--- START OF RECORDS FOR PROCESSING ---
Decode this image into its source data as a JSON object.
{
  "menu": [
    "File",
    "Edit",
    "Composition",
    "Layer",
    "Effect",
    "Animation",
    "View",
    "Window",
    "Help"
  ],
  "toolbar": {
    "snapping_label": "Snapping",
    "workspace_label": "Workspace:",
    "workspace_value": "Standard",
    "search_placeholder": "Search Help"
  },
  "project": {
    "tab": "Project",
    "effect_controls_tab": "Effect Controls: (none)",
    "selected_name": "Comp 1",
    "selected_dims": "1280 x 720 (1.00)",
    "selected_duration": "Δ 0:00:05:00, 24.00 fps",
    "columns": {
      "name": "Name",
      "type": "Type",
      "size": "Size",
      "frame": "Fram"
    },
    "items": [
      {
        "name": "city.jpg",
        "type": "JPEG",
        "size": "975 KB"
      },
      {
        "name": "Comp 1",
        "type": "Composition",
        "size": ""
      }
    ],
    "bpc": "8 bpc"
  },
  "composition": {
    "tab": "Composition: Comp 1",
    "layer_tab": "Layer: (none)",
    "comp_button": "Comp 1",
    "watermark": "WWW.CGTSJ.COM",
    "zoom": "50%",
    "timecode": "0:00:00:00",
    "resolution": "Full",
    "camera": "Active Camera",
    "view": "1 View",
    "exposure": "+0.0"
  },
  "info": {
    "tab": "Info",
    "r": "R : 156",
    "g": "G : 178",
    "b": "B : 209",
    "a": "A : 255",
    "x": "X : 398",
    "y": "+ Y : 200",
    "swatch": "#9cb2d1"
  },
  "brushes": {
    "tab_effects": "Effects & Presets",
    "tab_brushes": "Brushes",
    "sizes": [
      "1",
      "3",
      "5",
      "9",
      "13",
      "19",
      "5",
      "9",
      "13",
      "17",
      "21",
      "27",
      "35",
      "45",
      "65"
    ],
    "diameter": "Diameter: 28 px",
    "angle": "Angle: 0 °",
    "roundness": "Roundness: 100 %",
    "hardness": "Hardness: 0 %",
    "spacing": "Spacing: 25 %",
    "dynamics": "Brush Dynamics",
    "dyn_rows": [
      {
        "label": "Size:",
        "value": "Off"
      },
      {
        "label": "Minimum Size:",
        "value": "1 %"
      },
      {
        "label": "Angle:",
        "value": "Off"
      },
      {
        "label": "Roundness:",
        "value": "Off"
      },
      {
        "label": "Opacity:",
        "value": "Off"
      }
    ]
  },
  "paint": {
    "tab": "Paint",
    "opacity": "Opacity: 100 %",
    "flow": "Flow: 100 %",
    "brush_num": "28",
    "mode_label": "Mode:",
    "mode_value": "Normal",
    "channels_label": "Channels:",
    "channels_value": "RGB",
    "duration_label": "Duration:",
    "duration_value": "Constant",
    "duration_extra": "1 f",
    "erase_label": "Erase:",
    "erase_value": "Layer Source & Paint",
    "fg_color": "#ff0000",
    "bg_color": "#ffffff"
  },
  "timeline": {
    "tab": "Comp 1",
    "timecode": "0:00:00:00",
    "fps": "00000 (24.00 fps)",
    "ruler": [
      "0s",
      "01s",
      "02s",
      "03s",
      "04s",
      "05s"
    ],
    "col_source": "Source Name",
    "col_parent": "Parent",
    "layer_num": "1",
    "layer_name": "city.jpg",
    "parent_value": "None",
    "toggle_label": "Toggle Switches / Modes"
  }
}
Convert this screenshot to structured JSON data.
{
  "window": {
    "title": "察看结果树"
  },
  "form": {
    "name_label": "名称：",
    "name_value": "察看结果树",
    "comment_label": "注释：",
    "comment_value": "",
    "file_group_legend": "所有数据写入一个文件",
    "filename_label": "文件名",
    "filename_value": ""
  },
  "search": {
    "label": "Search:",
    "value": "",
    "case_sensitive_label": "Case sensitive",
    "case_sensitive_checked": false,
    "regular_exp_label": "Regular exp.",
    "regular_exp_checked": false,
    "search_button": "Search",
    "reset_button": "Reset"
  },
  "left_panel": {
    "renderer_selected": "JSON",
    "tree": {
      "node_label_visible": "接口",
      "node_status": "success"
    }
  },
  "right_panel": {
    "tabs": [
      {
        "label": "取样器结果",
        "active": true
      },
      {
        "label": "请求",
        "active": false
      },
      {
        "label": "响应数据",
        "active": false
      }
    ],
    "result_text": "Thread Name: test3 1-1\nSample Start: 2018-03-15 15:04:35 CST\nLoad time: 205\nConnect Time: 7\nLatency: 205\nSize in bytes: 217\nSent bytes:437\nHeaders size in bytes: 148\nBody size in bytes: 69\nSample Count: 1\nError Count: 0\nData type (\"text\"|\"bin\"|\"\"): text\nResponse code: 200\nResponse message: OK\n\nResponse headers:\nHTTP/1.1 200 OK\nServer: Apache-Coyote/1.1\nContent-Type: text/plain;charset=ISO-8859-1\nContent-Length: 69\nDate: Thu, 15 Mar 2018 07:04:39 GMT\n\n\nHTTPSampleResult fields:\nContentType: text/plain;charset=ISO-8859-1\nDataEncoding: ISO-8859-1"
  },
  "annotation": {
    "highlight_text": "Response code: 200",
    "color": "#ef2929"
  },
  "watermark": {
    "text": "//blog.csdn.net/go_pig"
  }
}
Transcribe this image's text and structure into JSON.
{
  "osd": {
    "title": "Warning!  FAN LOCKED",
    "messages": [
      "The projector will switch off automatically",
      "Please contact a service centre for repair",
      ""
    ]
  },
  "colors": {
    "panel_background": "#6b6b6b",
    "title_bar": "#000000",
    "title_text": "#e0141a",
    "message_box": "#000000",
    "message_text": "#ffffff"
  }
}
--- END OF RECORDS FOR PROCESSING ---
* _DIRECTIONS FOR THIS TASK_: From the line holding "Transcribe this image's" down to the final line above, quote every line exactly and only those lines.

* _SOLUTION FOR THIS PROBLEM_:
Transcribe this image's text and structure into JSON.
{
  "osd": {
    "title": "Warning!  FAN LOCKED",
    "messages": [
      "The projector will switch off automatically",
      "Please contact a service centre for repair",
      ""
    ]
  },
  "colors": {
    "panel_background": "#6b6b6b",
    "title_bar": "#000000",
    "title_text": "#e0141a",
    "message_box": "#000000",
    "message_text": "#ffffff"
  }
}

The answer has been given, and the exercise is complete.